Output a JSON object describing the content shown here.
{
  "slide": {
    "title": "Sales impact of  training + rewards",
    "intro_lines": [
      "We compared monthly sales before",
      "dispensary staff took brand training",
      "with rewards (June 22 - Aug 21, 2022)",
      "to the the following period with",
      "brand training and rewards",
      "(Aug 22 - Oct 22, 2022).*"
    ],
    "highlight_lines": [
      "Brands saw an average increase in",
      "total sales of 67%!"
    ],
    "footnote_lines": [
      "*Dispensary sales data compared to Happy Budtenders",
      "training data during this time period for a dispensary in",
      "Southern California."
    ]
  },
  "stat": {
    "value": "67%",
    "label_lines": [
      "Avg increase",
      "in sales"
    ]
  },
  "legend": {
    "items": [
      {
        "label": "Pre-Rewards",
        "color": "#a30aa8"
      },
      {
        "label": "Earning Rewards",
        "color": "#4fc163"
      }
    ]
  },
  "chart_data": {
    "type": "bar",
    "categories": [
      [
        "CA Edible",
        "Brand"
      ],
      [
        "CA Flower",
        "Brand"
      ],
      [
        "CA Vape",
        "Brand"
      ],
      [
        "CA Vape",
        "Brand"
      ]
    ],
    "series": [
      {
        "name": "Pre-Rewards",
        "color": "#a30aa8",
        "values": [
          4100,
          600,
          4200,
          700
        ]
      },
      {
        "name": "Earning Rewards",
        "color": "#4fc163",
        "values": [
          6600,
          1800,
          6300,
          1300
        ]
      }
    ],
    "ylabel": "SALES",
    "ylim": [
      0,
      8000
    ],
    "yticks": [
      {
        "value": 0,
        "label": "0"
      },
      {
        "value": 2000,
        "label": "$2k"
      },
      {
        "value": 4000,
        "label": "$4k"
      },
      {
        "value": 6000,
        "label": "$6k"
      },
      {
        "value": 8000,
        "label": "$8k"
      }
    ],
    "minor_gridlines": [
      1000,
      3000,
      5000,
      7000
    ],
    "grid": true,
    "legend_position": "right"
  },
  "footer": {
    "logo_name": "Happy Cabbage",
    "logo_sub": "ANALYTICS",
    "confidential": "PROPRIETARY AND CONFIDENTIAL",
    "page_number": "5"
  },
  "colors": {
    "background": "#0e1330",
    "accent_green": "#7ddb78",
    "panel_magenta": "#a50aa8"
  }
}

══════════

▶ EXERCISE DIRECTIONS
Retype the data exactly as given.

▶ ANSWER
Output a JSON object describing the content shown here.
{
  "slide": {
    "title": "Sales impact of  training + rewards",
    "intro_lines": [
      "We compared monthly sales before",
      "dispensary staff took brand training",
      "with rewards (June 22 - Aug 21, 2022)",
      "to the the following period with",
      "brand training and rewards",
      "(Aug 22 - Oct 22, 2022).*"
    ],
    "highlight_lines": [
      "Brands saw an average increase in",
      "total sales of 67%!"
    ],
    "footnote_lines": [
      "*Dispensary sales data compared to Happy Budtenders",
      "training data during this time period for a dispensary in",
      "Southern California."
    ]
  },
  "stat": {
    "value": "67%",
    "label_lines": [
      "Avg increase",
      "in sales"
    ]
  },
  "legend": {
    "items": [
      {
        "label": "Pre-Rewards",
        "color": "#a30aa8"
      },
      {
        "label": "Earning Rewards",
        "color": "#4fc163"
      }
    ]
  },
  "chart_data": {
    "type": "bar",
    "categories": [
      [
        "CA Edible",
        "Brand"
      ],
      [
        "CA Flower",
        "Brand"
      ],
      [
        "CA Vape",
        "Brand"
      ],
      [
        "CA Vape",
        "Brand"
      ]
    ],
    "series": [
      {
        "name": "Pre-Rewards",
        "color": "#a30aa8",
        "values": [
          4100,
          600,
          4200,
          700
        ]
      },
      {
        "name": "Earning Rewards",
        "color": "#4fc163",
        "values": [
          6600,
          1800,
          6300,
          1300
        ]
      }
    ],
    "ylabel": "SALES",
    "ylim": [
      0,
      8000
    ],
    "yticks": [
      {
        "value": 0,
        "label": "0"
      },
      {
        "value": 2000,
        "label": "$2k"
      },
      {
        "value": 4000,
        "label": "$4k"
      },
      {
        "value": 6000,
        "label": "$6k"
      },
      {
        "value": 8000,
        "label": "$8k"
      }
    ],
    "minor_gridlines": [
      1000,
      3000,
      5000,
      7000
    ],
    "grid": true,
    "legend_position": "right"
  },
  "footer": {
    "logo_name": "Happy Cabbage",
    "logo_sub": "ANALYTICS",
    "confidential": "PROPRIETARY AND CONFIDENTIAL",
    "page_number": "5"
  },
  "colors": {
    "background": "#0e1330",
    "accent_green": "#7ddb78",
    "panel_magenta": "#a50aa8"
  }
}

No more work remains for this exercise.